WHAT TO DO: Provide an exact copy of the data, excluding the images.

╭─ LISTED RECORDS

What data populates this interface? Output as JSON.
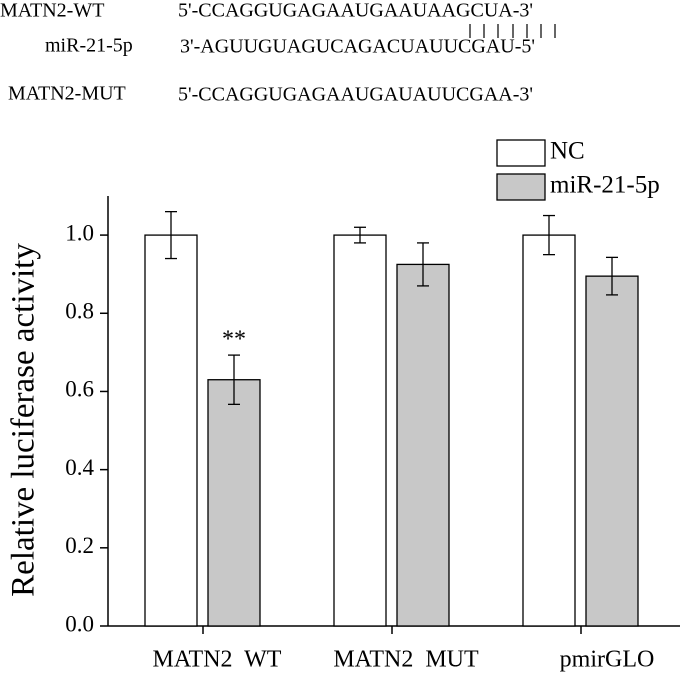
{
  "sequences": [
    {
      "label": "MATN2-WT",
      "sequence": "5'-CCAGGUGAGAAUGAAUAAGCUA-3'"
    },
    {
      "label": "miR-21-5p",
      "sequence": "3'-AGUUGUAGUCAGACUAUUCGAU-5'"
    },
    {
      "label": "MATN2-MUT",
      "sequence": "5'-CCAGGUGAGAAUGAUAUUCGAA-3'"
    }
  ],
  "chart_data": {
    "type": "bar",
    "y_label": "Relative luciferase activity",
    "categories": [
      "MATN2  WT",
      "MATN2  MUT",
      "pmirGLO"
    ],
    "series": [
      {
        "name": "NC",
        "color": "#ffffff",
        "values": [
          1.0,
          1.0,
          1.0
        ],
        "errors": [
          0.06,
          0.02,
          0.05
        ]
      },
      {
        "name": "miR-21-5p",
        "color": "#c8c8c8",
        "values": [
          0.63,
          0.925,
          0.895
        ],
        "errors": [
          0.063,
          0.055,
          0.048
        ]
      }
    ],
    "annotation": "**",
    "ylim": [
      0,
      1.1
    ],
    "yticks": [
      {
        "value": 0,
        "label": "0.0"
      },
      {
        "value": 0.2,
        "label": "0.2"
      },
      {
        "value": 0.4,
        "label": "0.4"
      },
      {
        "value": 0.6,
        "label": "0.6"
      },
      {
        "value": 0.8,
        "label": "0.8"
      },
      {
        "value": 1.0,
        "label": "1.0"
      }
    ],
    "legend": "top-right"
  }
}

╰─

SOLUTION BELOW:
What data populates this interface? Output as JSON.
{
  "sequences": [
    {
      "label": "MATN2-WT",
      "sequence": "5'-CCAGGUGAGAAUGAAUAAGCUA-3'"
    },
    {
      "label": "miR-21-5p",
      "sequence": "3'-AGUUGUAGUCAGACUAUUCGAU-5'"
    },
    {
      "label": "MATN2-MUT",
      "sequence": "5'-CCAGGUGAGAAUGAUAUUCGAA-3'"
    }
  ],
  "chart_data": {
    "type": "bar",
    "y_label": "Relative luciferase activity",
    "categories": [
      "MATN2  WT",
      "MATN2  MUT",
      "pmirGLO"
    ],
    "series": [
      {
        "name": "NC",
        "color": "#ffffff",
        "values": [
          1.0,
          1.0,
          1.0
        ],
        "errors": [
          0.06,
          0.02,
          0.05
        ]
      },
      {
        "name": "miR-21-5p",
        "color": "#c8c8c8",
        "values": [
          0.63,
          0.925,
          0.895
        ],
        "errors": [
          0.063,
          0.055,
          0.048
        ]
      }
    ],
    "annotation": "**",
    "ylim": [
      0,
      1.1
    ],
    "yticks": [
      {
        "value": 0,
        "label": "0.0"
      },
      {
        "value": 0.2,
        "label": "0.2"
      },
      {
        "value": 0.4,
        "label": "0.4"
      },
      {
        "value": 0.6,
        "label": "0.6"
      },
      {
        "value": 0.8,
        "label": "0.8"
      },
      {
        "value": 1.0,
        "label": "1.0"
      }
    ],
    "legend": "top-right"
  }
}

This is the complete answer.